> [Information given]
----------------

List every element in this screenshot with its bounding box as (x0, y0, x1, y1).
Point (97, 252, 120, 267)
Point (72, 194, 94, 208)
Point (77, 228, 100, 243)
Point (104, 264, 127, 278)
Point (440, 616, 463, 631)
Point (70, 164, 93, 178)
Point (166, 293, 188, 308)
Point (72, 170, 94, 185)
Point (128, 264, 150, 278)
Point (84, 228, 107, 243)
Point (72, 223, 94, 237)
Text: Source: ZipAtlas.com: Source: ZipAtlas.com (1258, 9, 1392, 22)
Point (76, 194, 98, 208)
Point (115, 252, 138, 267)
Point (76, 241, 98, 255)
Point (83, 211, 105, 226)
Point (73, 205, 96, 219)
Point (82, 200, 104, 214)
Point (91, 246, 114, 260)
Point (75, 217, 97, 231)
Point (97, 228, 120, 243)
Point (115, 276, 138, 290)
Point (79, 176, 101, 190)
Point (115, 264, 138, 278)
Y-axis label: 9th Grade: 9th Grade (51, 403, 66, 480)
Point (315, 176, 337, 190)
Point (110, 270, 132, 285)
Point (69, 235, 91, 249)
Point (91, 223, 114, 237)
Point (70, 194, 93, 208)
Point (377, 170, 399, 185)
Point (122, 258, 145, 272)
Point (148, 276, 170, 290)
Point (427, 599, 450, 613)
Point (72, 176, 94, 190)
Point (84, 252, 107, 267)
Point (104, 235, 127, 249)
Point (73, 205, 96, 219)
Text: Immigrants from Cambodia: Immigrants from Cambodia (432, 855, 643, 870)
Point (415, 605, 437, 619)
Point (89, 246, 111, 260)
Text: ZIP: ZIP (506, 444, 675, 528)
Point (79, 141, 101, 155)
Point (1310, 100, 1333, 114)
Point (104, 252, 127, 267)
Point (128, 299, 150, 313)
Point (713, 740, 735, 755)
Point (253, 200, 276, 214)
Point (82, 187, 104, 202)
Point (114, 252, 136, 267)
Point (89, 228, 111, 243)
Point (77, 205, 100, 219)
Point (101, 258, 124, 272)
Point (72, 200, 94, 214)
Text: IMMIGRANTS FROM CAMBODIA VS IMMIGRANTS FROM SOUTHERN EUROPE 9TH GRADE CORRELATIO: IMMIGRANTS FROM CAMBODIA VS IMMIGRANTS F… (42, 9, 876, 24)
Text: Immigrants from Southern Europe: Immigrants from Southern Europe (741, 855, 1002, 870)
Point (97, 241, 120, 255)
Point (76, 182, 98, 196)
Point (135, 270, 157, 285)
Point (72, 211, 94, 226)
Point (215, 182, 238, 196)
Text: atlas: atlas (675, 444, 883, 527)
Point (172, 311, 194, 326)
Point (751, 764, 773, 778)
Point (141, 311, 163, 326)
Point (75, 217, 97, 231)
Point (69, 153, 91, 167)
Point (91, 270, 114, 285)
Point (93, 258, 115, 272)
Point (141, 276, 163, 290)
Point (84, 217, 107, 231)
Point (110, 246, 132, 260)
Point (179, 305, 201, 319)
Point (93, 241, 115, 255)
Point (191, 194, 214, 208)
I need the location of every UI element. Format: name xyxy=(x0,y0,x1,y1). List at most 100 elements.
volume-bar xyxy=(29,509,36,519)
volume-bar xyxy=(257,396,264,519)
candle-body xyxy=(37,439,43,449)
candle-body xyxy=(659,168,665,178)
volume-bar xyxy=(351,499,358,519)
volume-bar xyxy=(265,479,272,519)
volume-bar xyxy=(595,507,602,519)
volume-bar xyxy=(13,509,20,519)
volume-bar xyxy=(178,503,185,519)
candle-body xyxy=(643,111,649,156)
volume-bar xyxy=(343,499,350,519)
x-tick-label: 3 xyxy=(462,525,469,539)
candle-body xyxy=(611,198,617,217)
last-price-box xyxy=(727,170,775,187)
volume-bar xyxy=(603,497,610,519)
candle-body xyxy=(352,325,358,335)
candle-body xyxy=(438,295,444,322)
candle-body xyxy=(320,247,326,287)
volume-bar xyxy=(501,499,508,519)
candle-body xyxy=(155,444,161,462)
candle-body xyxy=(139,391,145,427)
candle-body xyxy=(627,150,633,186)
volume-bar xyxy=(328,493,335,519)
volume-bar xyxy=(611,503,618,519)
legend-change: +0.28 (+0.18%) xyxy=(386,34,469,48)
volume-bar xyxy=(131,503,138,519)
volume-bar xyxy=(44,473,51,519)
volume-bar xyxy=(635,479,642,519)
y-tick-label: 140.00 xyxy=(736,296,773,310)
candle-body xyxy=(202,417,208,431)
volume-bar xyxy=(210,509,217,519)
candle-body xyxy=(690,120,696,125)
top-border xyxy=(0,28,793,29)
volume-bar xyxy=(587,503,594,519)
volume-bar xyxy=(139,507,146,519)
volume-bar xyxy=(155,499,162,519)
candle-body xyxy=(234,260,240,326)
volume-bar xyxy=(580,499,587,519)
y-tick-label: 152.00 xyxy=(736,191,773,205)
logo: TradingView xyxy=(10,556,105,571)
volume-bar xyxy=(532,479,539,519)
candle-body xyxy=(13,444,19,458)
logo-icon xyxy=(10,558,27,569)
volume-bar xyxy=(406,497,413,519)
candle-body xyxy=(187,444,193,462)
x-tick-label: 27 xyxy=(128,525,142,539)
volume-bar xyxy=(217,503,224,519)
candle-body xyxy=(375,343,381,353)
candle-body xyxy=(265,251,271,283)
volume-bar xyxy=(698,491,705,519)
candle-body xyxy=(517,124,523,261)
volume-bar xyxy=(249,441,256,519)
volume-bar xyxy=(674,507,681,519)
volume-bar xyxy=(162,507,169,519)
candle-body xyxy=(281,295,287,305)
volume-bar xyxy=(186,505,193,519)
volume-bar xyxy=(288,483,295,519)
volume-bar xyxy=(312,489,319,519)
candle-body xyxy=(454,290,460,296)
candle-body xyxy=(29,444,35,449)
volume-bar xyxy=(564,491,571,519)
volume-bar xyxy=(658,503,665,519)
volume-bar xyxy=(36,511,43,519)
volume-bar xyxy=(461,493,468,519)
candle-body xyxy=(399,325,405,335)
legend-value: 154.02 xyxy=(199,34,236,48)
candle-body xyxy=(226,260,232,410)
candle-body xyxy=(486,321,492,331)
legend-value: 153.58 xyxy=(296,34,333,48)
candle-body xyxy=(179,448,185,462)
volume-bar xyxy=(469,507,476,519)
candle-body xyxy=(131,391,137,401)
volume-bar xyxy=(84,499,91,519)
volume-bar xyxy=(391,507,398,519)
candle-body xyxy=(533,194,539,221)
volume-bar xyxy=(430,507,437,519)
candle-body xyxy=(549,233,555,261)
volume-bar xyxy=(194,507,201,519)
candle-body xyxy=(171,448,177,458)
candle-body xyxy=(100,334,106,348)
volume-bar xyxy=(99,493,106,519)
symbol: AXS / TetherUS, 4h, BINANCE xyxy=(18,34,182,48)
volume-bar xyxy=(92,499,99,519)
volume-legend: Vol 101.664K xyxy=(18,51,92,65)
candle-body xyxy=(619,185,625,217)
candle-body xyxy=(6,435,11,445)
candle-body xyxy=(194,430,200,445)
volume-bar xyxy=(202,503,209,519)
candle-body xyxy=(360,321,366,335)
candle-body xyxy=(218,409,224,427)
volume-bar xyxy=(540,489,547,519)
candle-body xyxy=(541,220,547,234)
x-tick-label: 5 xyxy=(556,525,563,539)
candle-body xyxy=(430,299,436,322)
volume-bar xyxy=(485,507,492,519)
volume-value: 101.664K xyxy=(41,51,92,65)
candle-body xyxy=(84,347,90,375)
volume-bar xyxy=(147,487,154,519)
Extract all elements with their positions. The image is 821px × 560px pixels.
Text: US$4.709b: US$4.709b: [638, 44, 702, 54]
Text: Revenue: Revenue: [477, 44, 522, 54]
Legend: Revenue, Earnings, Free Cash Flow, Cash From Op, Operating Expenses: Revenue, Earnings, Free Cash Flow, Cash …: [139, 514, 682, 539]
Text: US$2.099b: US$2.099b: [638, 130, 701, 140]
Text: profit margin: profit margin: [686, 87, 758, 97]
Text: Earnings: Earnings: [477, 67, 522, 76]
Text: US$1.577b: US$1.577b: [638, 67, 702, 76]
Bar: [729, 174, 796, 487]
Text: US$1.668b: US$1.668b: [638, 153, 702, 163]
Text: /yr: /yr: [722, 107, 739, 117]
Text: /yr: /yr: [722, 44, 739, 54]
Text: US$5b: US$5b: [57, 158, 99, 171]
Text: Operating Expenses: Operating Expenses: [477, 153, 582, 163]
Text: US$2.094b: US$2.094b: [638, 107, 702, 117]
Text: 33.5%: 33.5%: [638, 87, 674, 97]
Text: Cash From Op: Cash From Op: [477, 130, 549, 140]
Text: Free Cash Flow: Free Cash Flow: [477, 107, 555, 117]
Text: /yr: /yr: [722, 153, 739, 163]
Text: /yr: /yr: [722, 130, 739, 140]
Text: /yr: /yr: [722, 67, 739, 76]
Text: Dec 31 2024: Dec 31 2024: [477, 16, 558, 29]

----------------

> [Exercise details]
Please revise the listing from its first line through the line containing "Point (166, 293, 188, 308)", swapping "Point" for "Marker" and leaving everything else untouched.

> [Exercise answer]
List every element in this screenshot with its bounding box as (x0, y0, x1, y1).
Marker (97, 252, 120, 267)
Marker (72, 194, 94, 208)
Marker (77, 228, 100, 243)
Marker (104, 264, 127, 278)
Marker (440, 616, 463, 631)
Marker (70, 164, 93, 178)
Marker (166, 293, 188, 308)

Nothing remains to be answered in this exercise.